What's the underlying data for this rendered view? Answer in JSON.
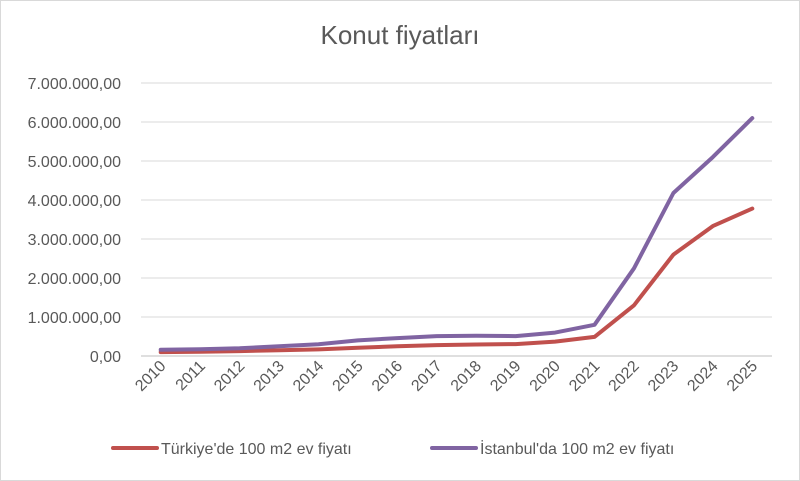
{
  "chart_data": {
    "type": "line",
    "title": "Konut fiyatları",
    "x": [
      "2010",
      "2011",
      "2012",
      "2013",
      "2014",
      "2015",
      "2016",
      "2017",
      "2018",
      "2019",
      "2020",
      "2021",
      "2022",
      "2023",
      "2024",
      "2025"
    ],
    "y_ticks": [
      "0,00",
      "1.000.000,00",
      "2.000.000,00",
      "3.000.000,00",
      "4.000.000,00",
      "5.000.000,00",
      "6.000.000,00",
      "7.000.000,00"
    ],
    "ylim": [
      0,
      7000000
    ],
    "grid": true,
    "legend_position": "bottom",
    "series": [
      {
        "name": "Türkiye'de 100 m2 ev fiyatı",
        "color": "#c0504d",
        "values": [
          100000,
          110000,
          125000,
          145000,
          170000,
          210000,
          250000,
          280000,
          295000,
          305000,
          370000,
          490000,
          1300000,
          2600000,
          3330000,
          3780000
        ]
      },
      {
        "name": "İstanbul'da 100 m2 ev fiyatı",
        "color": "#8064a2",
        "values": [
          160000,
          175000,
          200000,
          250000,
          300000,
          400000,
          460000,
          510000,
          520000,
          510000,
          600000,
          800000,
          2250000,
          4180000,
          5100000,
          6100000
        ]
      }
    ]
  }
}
▬▬▬▬▬▬▬▬▬▬
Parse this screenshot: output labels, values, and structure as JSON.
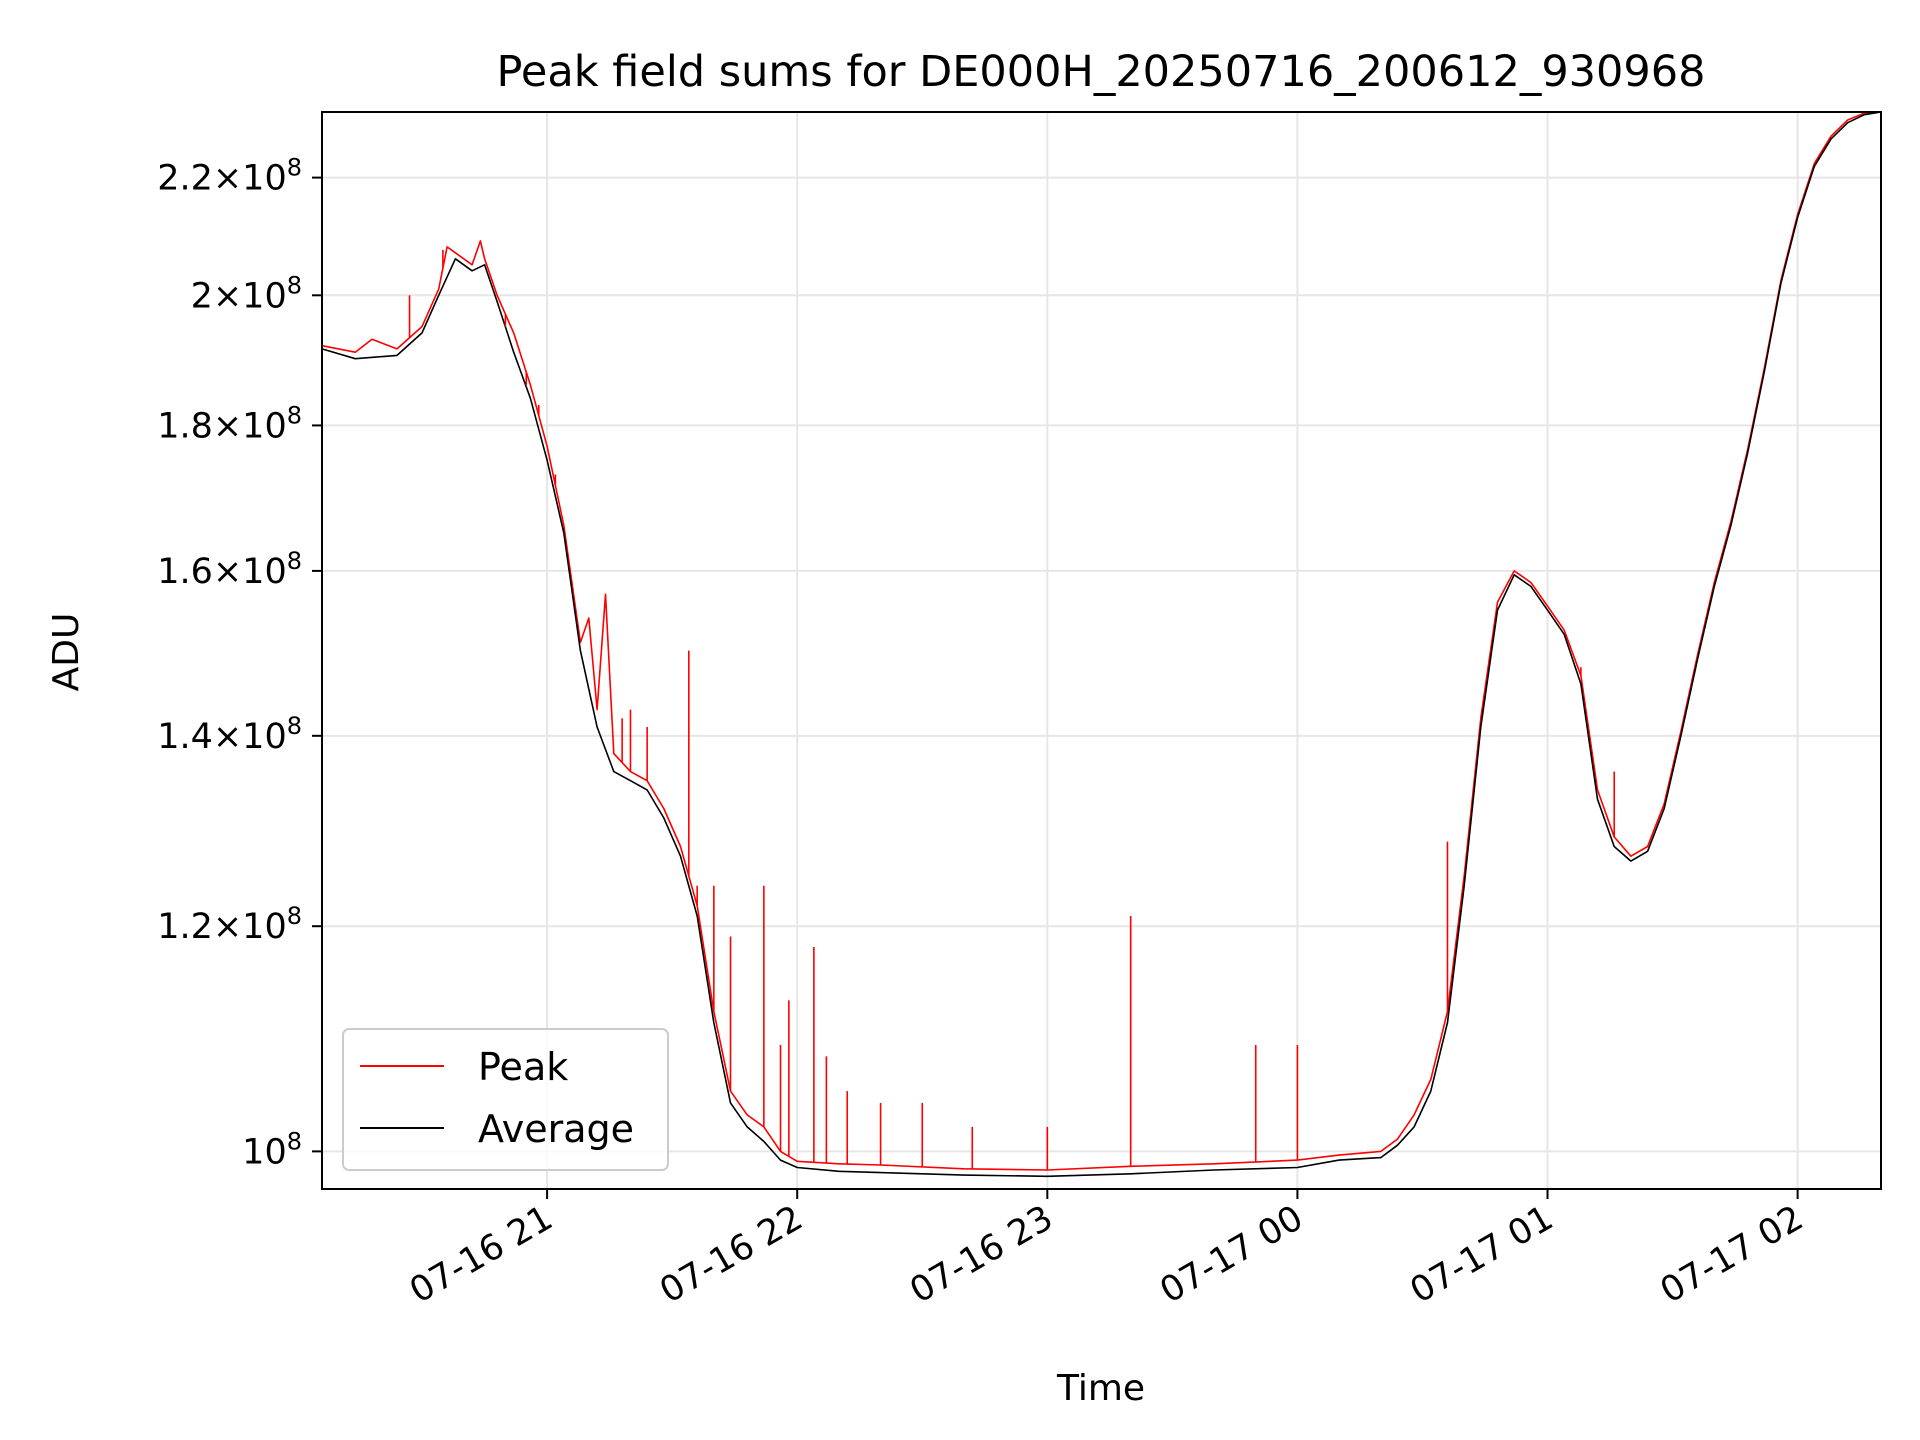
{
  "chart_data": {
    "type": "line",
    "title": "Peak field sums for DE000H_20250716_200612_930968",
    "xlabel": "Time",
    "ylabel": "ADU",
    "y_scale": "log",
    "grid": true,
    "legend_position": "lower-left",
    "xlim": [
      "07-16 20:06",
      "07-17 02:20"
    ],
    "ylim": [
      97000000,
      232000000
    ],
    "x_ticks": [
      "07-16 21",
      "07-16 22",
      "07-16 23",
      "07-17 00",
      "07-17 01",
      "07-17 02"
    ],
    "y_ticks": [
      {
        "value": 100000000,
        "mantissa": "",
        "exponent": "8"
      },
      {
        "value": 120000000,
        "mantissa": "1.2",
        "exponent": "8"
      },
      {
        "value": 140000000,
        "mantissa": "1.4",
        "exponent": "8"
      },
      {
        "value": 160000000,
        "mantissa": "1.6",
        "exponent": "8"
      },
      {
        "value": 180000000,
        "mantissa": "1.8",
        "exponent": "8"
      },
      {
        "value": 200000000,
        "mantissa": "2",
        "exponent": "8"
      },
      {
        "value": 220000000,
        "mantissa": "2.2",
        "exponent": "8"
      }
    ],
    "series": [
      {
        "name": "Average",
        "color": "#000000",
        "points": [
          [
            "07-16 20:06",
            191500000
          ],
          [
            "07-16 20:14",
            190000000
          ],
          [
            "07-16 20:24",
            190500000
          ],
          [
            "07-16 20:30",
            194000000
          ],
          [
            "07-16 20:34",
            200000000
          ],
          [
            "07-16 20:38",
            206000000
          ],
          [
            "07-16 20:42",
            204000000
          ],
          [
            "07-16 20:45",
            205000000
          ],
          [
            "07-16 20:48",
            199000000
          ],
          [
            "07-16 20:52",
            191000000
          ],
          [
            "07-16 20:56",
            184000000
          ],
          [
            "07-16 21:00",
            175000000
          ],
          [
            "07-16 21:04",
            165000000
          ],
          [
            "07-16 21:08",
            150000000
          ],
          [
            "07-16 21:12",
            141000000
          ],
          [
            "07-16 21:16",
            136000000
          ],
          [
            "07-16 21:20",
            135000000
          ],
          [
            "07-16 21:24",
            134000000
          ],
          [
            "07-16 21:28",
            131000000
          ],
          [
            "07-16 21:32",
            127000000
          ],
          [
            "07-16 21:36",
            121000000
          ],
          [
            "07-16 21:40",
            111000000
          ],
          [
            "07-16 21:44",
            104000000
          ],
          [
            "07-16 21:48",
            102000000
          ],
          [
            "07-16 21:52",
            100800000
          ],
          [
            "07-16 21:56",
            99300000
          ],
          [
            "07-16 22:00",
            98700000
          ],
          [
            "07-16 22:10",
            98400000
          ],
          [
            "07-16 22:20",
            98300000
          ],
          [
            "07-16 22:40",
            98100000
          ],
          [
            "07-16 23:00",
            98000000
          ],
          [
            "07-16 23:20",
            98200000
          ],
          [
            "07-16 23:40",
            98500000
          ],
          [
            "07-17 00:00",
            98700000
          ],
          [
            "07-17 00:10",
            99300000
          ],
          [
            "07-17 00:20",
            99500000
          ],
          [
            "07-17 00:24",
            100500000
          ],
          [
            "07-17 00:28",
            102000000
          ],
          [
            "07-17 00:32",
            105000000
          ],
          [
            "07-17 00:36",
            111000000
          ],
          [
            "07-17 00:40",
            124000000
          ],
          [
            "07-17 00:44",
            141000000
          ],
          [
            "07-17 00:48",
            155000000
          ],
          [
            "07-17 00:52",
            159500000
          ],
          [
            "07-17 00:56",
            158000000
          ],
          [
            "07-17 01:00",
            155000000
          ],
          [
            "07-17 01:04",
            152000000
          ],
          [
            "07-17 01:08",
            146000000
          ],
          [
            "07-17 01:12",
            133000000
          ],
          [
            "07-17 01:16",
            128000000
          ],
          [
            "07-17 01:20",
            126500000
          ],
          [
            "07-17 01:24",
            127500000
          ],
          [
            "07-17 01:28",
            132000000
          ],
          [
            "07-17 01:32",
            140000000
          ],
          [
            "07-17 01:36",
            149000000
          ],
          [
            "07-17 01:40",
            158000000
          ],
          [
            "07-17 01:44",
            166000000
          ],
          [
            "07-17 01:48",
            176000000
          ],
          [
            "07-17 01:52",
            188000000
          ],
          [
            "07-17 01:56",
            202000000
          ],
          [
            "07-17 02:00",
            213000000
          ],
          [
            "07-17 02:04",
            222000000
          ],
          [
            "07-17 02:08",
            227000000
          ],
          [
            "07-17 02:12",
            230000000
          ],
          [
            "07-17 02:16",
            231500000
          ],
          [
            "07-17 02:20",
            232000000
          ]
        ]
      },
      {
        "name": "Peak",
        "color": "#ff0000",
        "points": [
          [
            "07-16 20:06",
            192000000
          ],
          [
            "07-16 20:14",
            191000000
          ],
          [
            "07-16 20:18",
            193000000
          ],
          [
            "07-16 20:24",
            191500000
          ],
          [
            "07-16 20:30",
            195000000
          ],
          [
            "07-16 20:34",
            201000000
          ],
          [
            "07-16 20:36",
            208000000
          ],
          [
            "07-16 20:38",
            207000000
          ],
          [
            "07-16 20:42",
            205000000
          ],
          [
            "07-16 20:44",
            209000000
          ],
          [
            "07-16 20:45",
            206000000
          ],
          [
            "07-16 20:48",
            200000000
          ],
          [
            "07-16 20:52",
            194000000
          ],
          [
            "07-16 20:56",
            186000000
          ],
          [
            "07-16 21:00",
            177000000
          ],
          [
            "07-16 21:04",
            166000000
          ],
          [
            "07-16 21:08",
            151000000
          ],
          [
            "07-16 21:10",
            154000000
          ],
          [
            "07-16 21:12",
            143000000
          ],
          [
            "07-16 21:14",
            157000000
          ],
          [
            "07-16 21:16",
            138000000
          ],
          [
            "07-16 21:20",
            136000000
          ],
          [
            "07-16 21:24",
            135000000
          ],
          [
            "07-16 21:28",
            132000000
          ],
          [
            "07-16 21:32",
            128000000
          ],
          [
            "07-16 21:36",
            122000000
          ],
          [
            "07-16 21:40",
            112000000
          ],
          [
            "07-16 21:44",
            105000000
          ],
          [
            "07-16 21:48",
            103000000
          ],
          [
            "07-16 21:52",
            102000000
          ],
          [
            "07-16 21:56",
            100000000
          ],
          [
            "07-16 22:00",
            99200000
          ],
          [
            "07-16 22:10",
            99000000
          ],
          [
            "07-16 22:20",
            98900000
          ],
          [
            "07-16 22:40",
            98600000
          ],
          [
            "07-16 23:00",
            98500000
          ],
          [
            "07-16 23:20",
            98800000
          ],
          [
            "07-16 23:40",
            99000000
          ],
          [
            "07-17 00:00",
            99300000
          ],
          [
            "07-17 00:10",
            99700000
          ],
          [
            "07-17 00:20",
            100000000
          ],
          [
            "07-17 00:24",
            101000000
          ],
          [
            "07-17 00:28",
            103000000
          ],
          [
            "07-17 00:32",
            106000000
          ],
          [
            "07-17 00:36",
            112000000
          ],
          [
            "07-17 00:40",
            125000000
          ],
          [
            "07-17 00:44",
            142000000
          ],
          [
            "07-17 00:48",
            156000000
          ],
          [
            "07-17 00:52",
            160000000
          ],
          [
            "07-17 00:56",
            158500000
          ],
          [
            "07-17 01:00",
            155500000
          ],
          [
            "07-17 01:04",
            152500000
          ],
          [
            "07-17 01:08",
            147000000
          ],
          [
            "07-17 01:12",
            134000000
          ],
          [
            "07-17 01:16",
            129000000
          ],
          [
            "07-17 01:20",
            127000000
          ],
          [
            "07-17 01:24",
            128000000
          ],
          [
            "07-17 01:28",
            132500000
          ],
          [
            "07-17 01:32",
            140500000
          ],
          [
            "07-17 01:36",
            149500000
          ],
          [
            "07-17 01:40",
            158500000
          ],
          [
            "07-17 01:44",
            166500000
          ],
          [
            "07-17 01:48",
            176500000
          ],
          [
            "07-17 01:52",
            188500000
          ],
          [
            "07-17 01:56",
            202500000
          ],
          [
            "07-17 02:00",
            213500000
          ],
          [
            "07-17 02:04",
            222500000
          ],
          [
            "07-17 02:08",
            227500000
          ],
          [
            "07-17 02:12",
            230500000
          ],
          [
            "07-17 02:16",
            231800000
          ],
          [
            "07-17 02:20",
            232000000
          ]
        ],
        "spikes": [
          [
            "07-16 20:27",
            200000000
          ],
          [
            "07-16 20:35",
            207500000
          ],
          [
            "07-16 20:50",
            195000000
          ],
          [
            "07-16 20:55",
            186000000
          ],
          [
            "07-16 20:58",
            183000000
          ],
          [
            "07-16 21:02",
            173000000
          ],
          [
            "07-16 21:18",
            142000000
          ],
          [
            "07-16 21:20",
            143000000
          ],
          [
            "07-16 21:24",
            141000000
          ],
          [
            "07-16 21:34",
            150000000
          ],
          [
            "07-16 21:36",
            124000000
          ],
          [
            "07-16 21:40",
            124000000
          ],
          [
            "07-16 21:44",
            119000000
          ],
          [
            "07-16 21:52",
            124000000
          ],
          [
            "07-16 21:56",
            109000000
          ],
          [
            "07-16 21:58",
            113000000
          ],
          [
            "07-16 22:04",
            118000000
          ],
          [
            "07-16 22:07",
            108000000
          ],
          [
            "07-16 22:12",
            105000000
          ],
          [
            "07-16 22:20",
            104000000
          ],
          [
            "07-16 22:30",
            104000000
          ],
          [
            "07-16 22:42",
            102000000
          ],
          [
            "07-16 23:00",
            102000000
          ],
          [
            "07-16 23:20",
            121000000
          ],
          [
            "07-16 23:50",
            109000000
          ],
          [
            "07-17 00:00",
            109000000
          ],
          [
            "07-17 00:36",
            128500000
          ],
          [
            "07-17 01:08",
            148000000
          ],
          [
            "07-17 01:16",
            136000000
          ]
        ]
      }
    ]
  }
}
▬▬▬▬▬▬▬▬▬▬
> [What to produce]
Count how many lines in the data contain the word "Peak", giving the number without comment.

> [Worked solution]
2